PROMPT ::
Your task is to repeat the entries exactly. Leave the pictures out.

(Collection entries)
:::
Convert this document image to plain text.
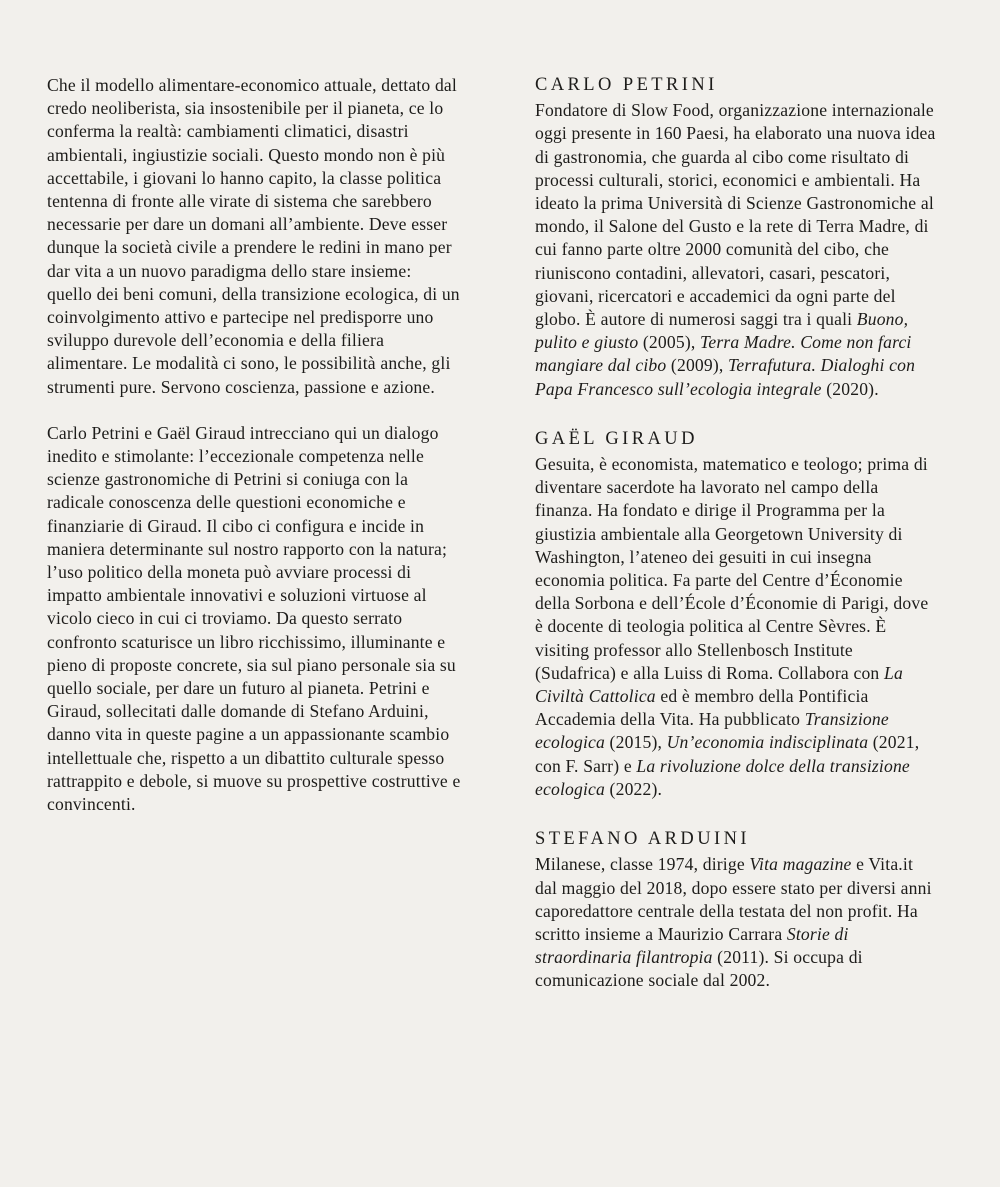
Che il modello alimentare-economico attuale, dettato dal credo neoliberista, sia insostenibile per il pianeta, ce lo conferma la realtà: cambiamenti climatici, disastri ambientali, ingiustizie sociali. Questo mondo non è più accettabile, i giovani lo hanno capito, la classe politica tentenna di fronte alle virate di sistema che sarebbero necessarie per dare un domani all’ambiente. Deve esser dunque la società civile a prendere le redini in mano per dar vita a un nuovo paradigma dello stare insieme: quello dei beni comuni, della transizione ecologica, di un coinvolgimento attivo e partecipe nel predisporre uno sviluppo durevole dell’economia e della filiera alimentare. Le modalità ci sono, le possibilità anche, gli strumenti pure. Servono coscienza, passione e azione.

Carlo Petrini e Gaël Giraud intrecciano qui un dialogo inedito e stimolante: l’eccezionale competenza nelle scienze gastronomiche di Petrini si coniuga con la radicale conoscenza delle questioni economiche e finanziarie di Giraud. Il cibo ci configura e incide in maniera determinante sul nostro rapporto con la natura; l’uso politico della moneta può avviare processi di impatto ambientale innovativi e soluzioni virtuose al vicolo cieco in cui ci troviamo. Da questo serrato confronto scaturisce un libro ricchissimo, illuminante e pieno di proposte concrete, sia sul piano personale sia su quello sociale, per dare un futuro al pianeta. Petrini e Giraud, sollecitati dalle domande di Stefano Arduini, danno vita in queste pagine a un appassionante scambio intellettuale che, rispetto a un dibattito culturale spesso rattrappito e debole, si muove su prospettive costruttive e convincenti.

CARLO PETRINI

Fondatore di Slow Food, organizzazione internazionale oggi presente in 160 Paesi, ha elaborato una nuova idea di gastronomia, che guarda al cibo come risultato di processi culturali, storici, economici e ambientali. Ha ideato la prima Università di Scienze Gastronomiche al mondo, il Salone del Gusto e la rete di Terra Madre, di cui fanno parte oltre 2000 comunità del cibo, che riuniscono contadini, allevatori, casari, pescatori, giovani, ricercatori e accademici da ogni parte del globo. È autore di numerosi saggi tra i quali Buono, pulito e giusto (2005), Terra Madre. Come non farci mangiare dal cibo (2009), Terrafutura. Dialoghi con Papa Francesco sull’ecologia integrale (2020).

GAËL GIRAUD

Gesuita, è economista, matematico e teologo; prima di diventare sacerdote ha lavorato nel campo della finanza. Ha fondato e dirige il Programma per la giustizia ambientale alla Georgetown University di Washington, l’ateneo dei gesuiti in cui insegna economia politica. Fa parte del Centre d’Économie della Sorbona e dell’École d’Économie di Parigi, dove è docente di teologia politica al Centre Sèvres. È visiting professor allo Stellenbosch Institute (Sudafrica) e alla Luiss di Roma. Collabora con La Civiltà Cattolica ed è membro della Pontificia Accademia della Vita. Ha pubblicato Transizione ecologica (2015), Un’economia indisciplinata (2021, con F. Sarr) e La rivoluzione dolce della transizione ecologica (2022).

STEFANO ARDUINI

Milanese, classe 1974, dirige Vita magazine e Vita.it dal maggio del 2018, dopo essere stato per diversi anni caporedattore centrale della testata del non profit. Ha scritto insieme a Maurizio Carrara Storie di straordinaria filantropia (2011). Si occupa di comunicazione sociale dal 2002.
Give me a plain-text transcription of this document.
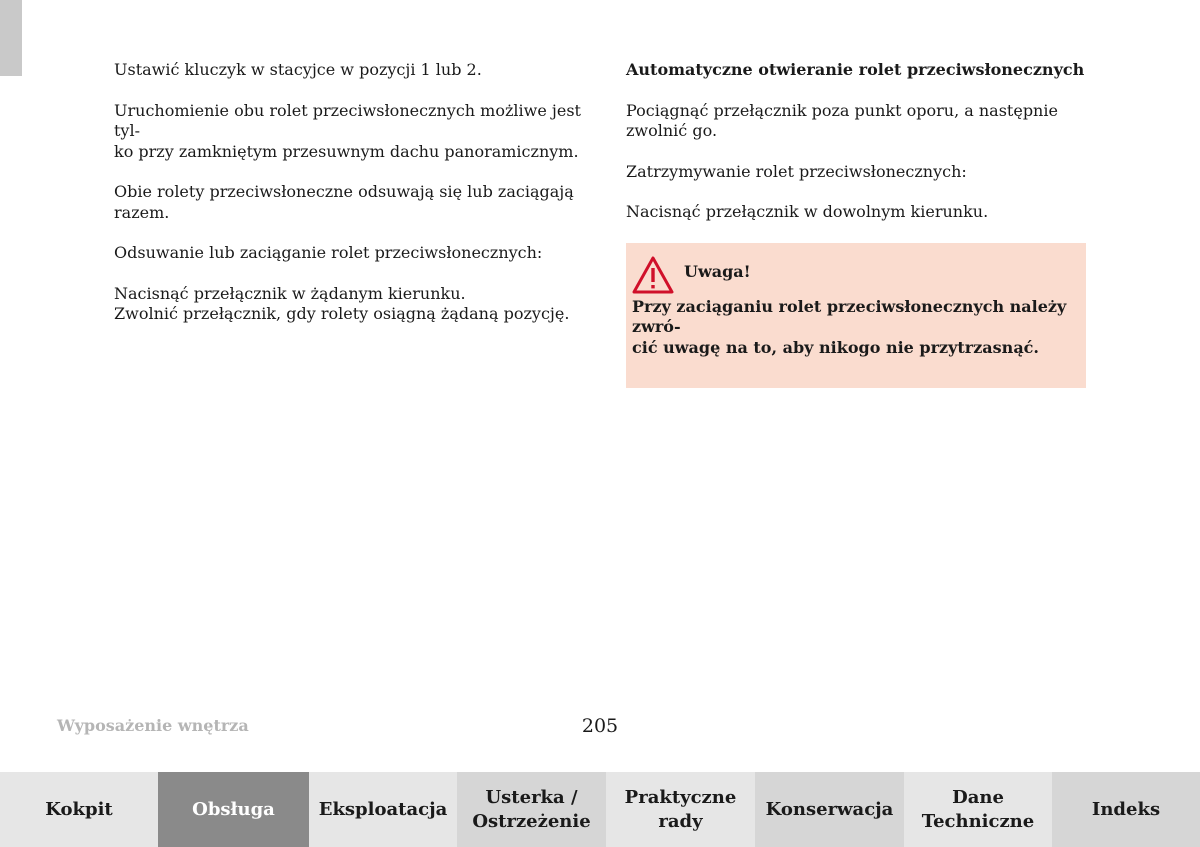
Ustawić kluczyk w stacyjce w pozycji 1 lub 2.

Uruchomienie obu rolet przeciwsłonecznych możliwe jest tyl-
ko przy zamkniętym przesuwnym dachu panoramicznym.

Obie rolety przeciwsłoneczne odsuwają się lub zaciągają razem.

Odsuwanie lub zaciąganie rolet przeciwsłonecznych:

Nacisnąć przełącznik w żądanym kierunku.
Zwolnić przełącznik, gdy rolety osiągną żądaną pozycję.

Automatyczne otwieranie rolet przeciwsłonecznych

Pociągnąć przełącznik poza punkt oporu, a następnie zwolnić go.

Zatrzymywanie rolet przeciwsłonecznych:

Nacisnąć przełącznik w dowolnym kierunku.

Uwaga!

Przy zaciąganiu rolet przeciwsłonecznych należy zwró-
cić uwagę na to, aby nikogo nie przytrzasnąć.

Wyposażenie wnętrza	205
Kokpit	Obsługa	Eksploatacja
Usterka /
Ostrzeżenie
Praktyczne
rady
Konserwacja
Dane
Techniczne
Indeks
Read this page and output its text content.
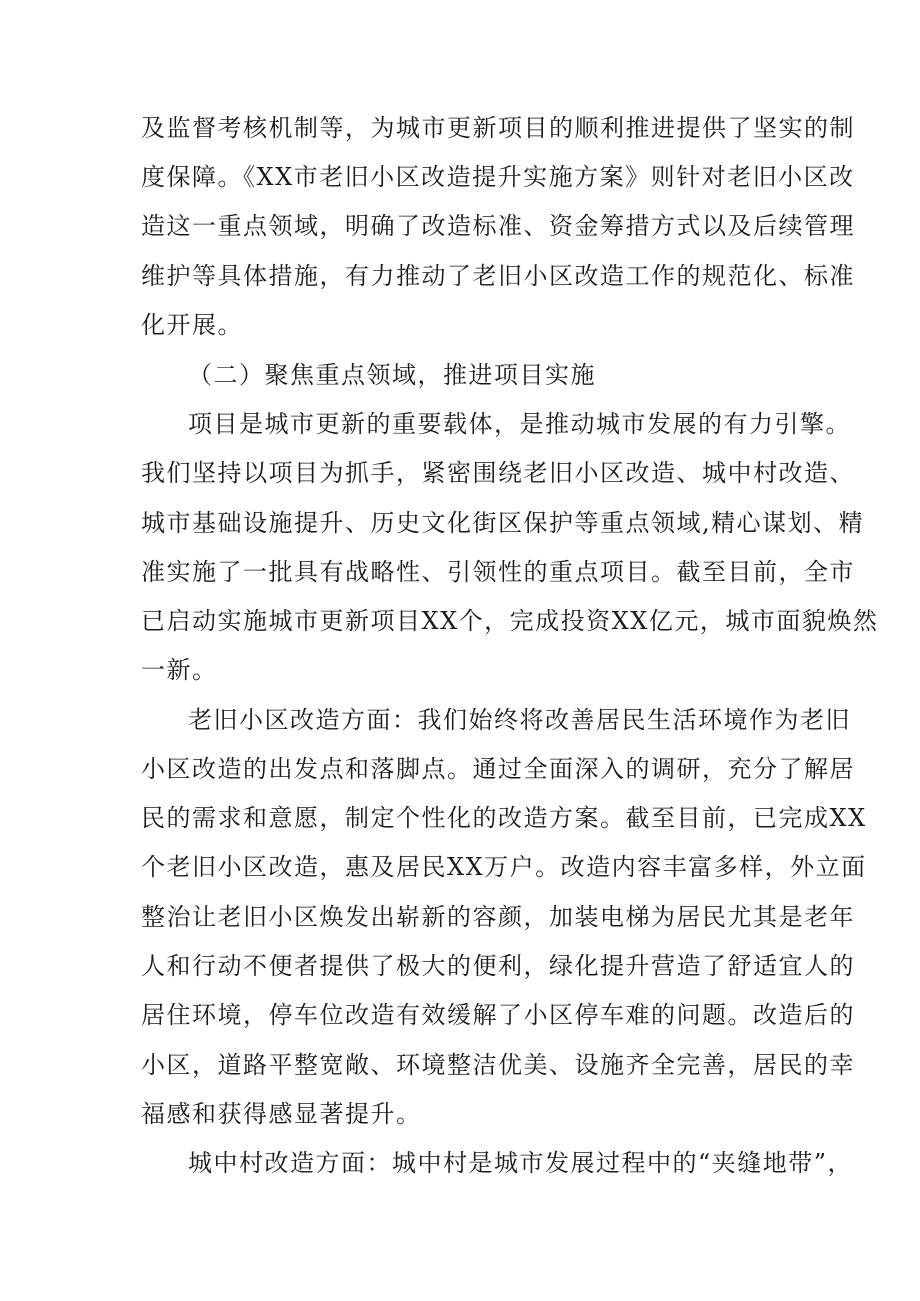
及监督考核机制等，为城市更新项目的顺利推进提供了坚实的制
度保障。《XX市老旧小区改造提升实施方案》则针对老旧小区改
造这一重点领域，明确了改造标准、资金筹措方式以及后续管理
维护等具体措施，有力推动了老旧小区改造工作的规范化、标准
化开展。
（二）聚焦重点领域，推进项目实施
项目是城市更新的重要载体，是推动城市发展的有力引擎。
我们坚持以项目为抓手，紧密围绕老旧小区改造、城中村改造、
城市基础设施提升、历史文化街区保护等重点领域,精心谋划、精
准实施了一批具有战略性、引领性的重点项目。截至目前，全市
已启动实施城市更新项目XX个，完成投资XX亿元，城市面貌焕然
一新。
老旧小区改造方面：我们始终将改善居民生活环境作为老旧
小区改造的出发点和落脚点。通过全面深入的调研，充分了解居
民的需求和意愿，制定个性化的改造方案。截至目前，已完成XX
个老旧小区改造，惠及居民XX万户。改造内容丰富多样，外立面
整治让老旧小区焕发出崭新的容颜，加装电梯为居民尤其是老年
人和行动不便者提供了极大的便利，绿化提升营造了舒适宜人的
居住环境，停车位改造有效缓解了小区停车难的问题。改造后的
小区，道路平整宽敞、环境整洁优美、设施齐全完善，居民的幸
福感和获得感显著提升。
城中村改造方面：城中村是城市发展过程中的“夹缝地带”，
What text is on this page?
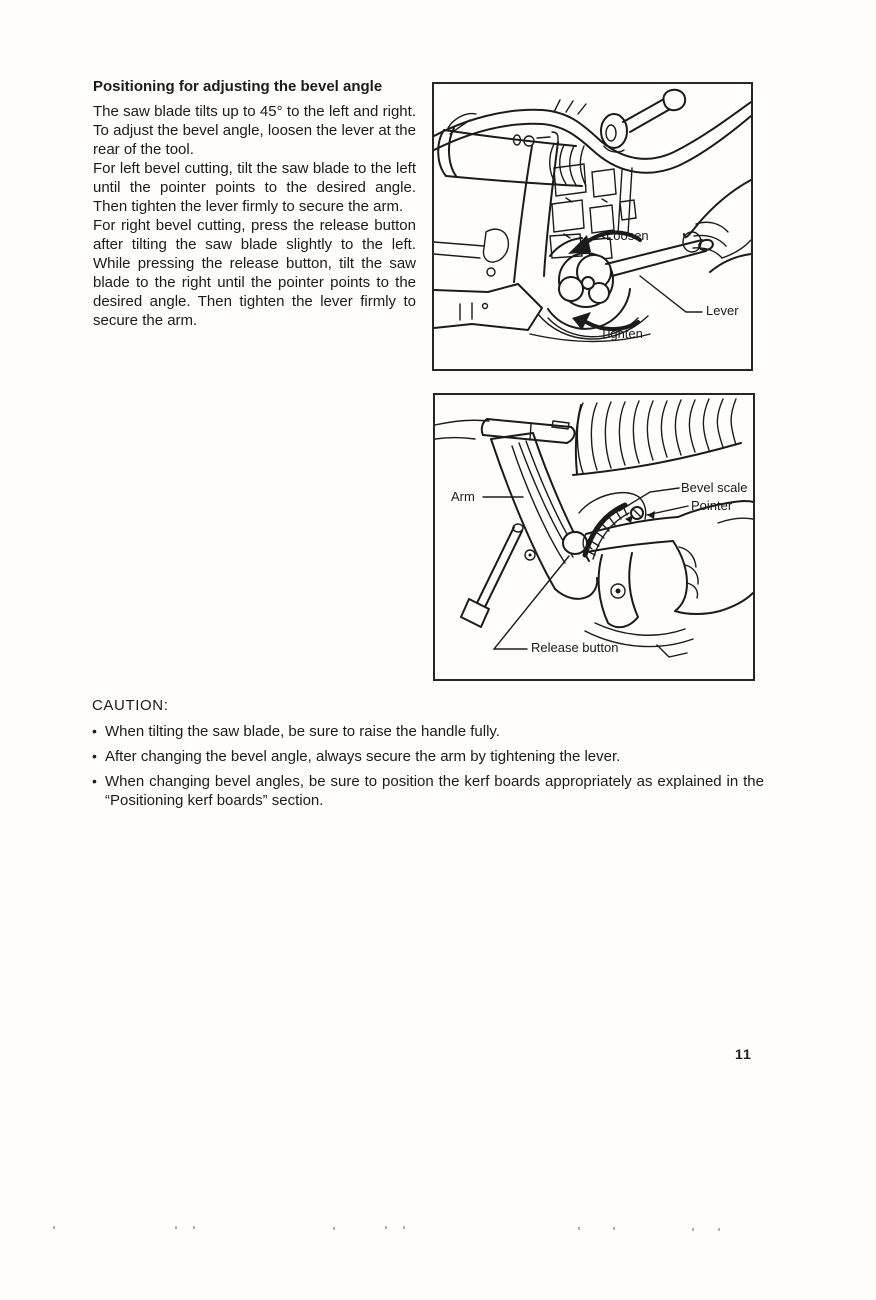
Positioning for adjusting the bevel angle

The saw blade tilts up to 45° to the left and right. To adjust the bevel angle, loosen the lever at the rear of the tool.

For left bevel cutting, tilt the saw blade to the left until the pointer points to the desired angle. Then tighten the lever firmly to secure the arm.

For right bevel cutting, press the release button after tilting the saw blade slightly to the left. While pressing the release button, tilt the saw blade to the right until the pointer points to the desired angle. Then tighten the lever firmly to secure the arm.

Loosen
Lever
Tighten
Arm
Bevel scale
Pointer
Release button
CAUTION:
• When tilting the saw blade, be sure to raise the handle fully.
• After changing the bevel angle, always secure the arm by tightening the lever.
• When changing bevel angles, be sure to position the kerf boards appropriately as explained in the “Positioning kerf boards” section.
11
:::
ANSWER TO THIS PROBLEM ::
Convert this document image to plain text.
Che il modello alimentare-economico attuale, dettato dal credo neoliberista, sia insostenibile per il pianeta, ce lo conferma la realtà: cambiamenti climatici, disastri ambientali, ingiustizie sociali. Questo mondo non è più accettabile, i giovani lo hanno capito, la classe politica tentenna di fronte alle virate di sistema che sarebbero necessarie per dare un domani all’ambiente. Deve esser dunque la società civile a prendere le redini in mano per dar vita a un nuovo paradigma dello stare insieme: quello dei beni comuni, della transizione ecologica, di un coinvolgimento attivo e partecipe nel predisporre uno sviluppo durevole dell’economia e della filiera alimentare. Le modalità ci sono, le possibilità anche, gli strumenti pure. Servono coscienza, passione e azione.

Carlo Petrini e Gaël Giraud intrecciano qui un dialogo inedito e stimolante: l’eccezionale competenza nelle scienze gastronomiche di Petrini si coniuga con la radicale conoscenza delle questioni economiche e finanziarie di Giraud. Il cibo ci configura e incide in maniera determinante sul nostro rapporto con la natura; l’uso politico della moneta può avviare processi di impatto ambientale innovativi e soluzioni virtuose al vicolo cieco in cui ci troviamo. Da questo serrato confronto scaturisce un libro ricchissimo, illuminante e pieno di proposte concrete, sia sul piano personale sia su quello sociale, per dare un futuro al pianeta. Petrini e Giraud, sollecitati dalle domande di Stefano Arduini, danno vita in queste pagine a un appassionante scambio intellettuale che, rispetto a un dibattito culturale spesso rattrappito e debole, si muove su prospettive costruttive e convincenti.

CARLO PETRINI

Fondatore di Slow Food, organizzazione internazionale oggi presente in 160 Paesi, ha elaborato una nuova idea di gastronomia, che guarda al cibo come risultato di processi culturali, storici, economici e ambientali. Ha ideato la prima Università di Scienze Gastronomiche al mondo, il Salone del Gusto e la rete di Terra Madre, di cui fanno parte oltre 2000 comunità del cibo, che riuniscono contadini, allevatori, casari, pescatori, giovani, ricercatori e accademici da ogni parte del globo. È autore di numerosi saggi tra i quali Buono, pulito e giusto (2005), Terra Madre. Come non farci mangiare dal cibo (2009), Terrafutura. Dialoghi con Papa Francesco sull’ecologia integrale (2020).

GAËL GIRAUD

Gesuita, è economista, matematico e teologo; prima di diventare sacerdote ha lavorato nel campo della finanza. Ha fondato e dirige il Programma per la giustizia ambientale alla Georgetown University di Washington, l’ateneo dei gesuiti in cui insegna economia politica. Fa parte del Centre d’Économie della Sorbona e dell’École d’Économie di Parigi, dove è docente di teologia politica al Centre Sèvres. È visiting professor allo Stellenbosch Institute (Sudafrica) e alla Luiss di Roma. Collabora con La Civiltà Cattolica ed è membro della Pontificia Accademia della Vita. Ha pubblicato Transizione ecologica (2015), Un’economia indisciplinata (2021, con F. Sarr) e La rivoluzione dolce della transizione ecologica (2022).

STEFANO ARDUINI

Milanese, classe 1974, dirige Vita magazine e Vita.it dal maggio del 2018, dopo essere stato per diversi anni caporedattore centrale della testata del non profit. Ha scritto insieme a Maurizio Carrara Storie di straordinaria filantropia (2011). Si occupa di comunicazione sociale dal 2002.
Give me a plain-text transcription of this document.
Ustawić kluczyk w stacyjce w pozycji 1 lub 2.

Uruchomienie obu rolet przeciwsłonecznych możliwe jest tyl-
ko przy zamkniętym przesuwnym dachu panoramicznym.

Obie rolety przeciwsłoneczne odsuwają się lub zaciągają razem.

Odsuwanie lub zaciąganie rolet przeciwsłonecznych:

Nacisnąć przełącznik w żądanym kierunku.
Zwolnić przełącznik, gdy rolety osiągną żądaną pozycję.

Automatyczne otwieranie rolet przeciwsłonecznych

Pociągnąć przełącznik poza punkt oporu, a następnie zwolnić go.

Zatrzymywanie rolet przeciwsłonecznych:

Nacisnąć przełącznik w dowolnym kierunku.

Uwaga!

Przy zaciąganiu rolet przeciwsłonecznych należy zwró-
cić uwagę na to, aby nikogo nie przytrzasnąć.

Wyposażenie wnętrza	205
Kokpit	Obsługa	Eksploatacja
Usterka /
Ostrzeżenie
Praktyczne
rady
Konserwacja
Dane
Techniczne
Indeks
Read this page and output its text content.
及监督考核机制等，为城市更新项目的顺利推进提供了坚实的制
度保障。《XX市老旧小区改造提升实施方案》则针对老旧小区改
造这一重点领域，明确了改造标准、资金筹措方式以及后续管理
维护等具体措施，有力推动了老旧小区改造工作的规范化、标准
化开展。
（二）聚焦重点领域，推进项目实施
项目是城市更新的重要载体，是推动城市发展的有力引擎。
我们坚持以项目为抓手，紧密围绕老旧小区改造、城中村改造、
城市基础设施提升、历史文化街区保护等重点领域,精心谋划、精
准实施了一批具有战略性、引领性的重点项目。截至目前，全市
已启动实施城市更新项目XX个，完成投资XX亿元，城市面貌焕然
一新。
老旧小区改造方面：我们始终将改善居民生活环境作为老旧
小区改造的出发点和落脚点。通过全面深入的调研，充分了解居
民的需求和意愿，制定个性化的改造方案。截至目前，已完成XX
个老旧小区改造，惠及居民XX万户。改造内容丰富多样，外立面
整治让老旧小区焕发出崭新的容颜，加装电梯为居民尤其是老年
人和行动不便者提供了极大的便利，绿化提升营造了舒适宜人的
居住环境，停车位改造有效缓解了小区停车难的问题。改造后的
小区，道路平整宽敞、环境整洁优美、设施齐全完善，居民的幸
福感和获得感显著提升。
城中村改造方面：城中村是城市发展过程中的“夹缝地带”，
What text is on this page?
Positioning for adjusting the bevel angle

The saw blade tilts up to 45° to the left and right. To adjust the bevel angle, loosen the lever at the rear of the tool.

For left bevel cutting, tilt the saw blade to the left until the pointer points to the desired angle. Then tighten the lever firmly to secure the arm.

For right bevel cutting, press the release button after tilting the saw blade slightly to the left. While pressing the release button, tilt the saw blade to the right until the pointer points to the desired angle. Then tighten the lever firmly to secure the arm.

Loosen
Lever
Tighten
Arm
Bevel scale
Pointer
Release button
CAUTION:
• When tilting the saw blade, be sure to raise the handle fully.
• After changing the bevel angle, always secure the arm by tightening the lever.
• When changing bevel angles, be sure to position the kerf boards appropriately as explained in the “Positioning kerf boards” section.
11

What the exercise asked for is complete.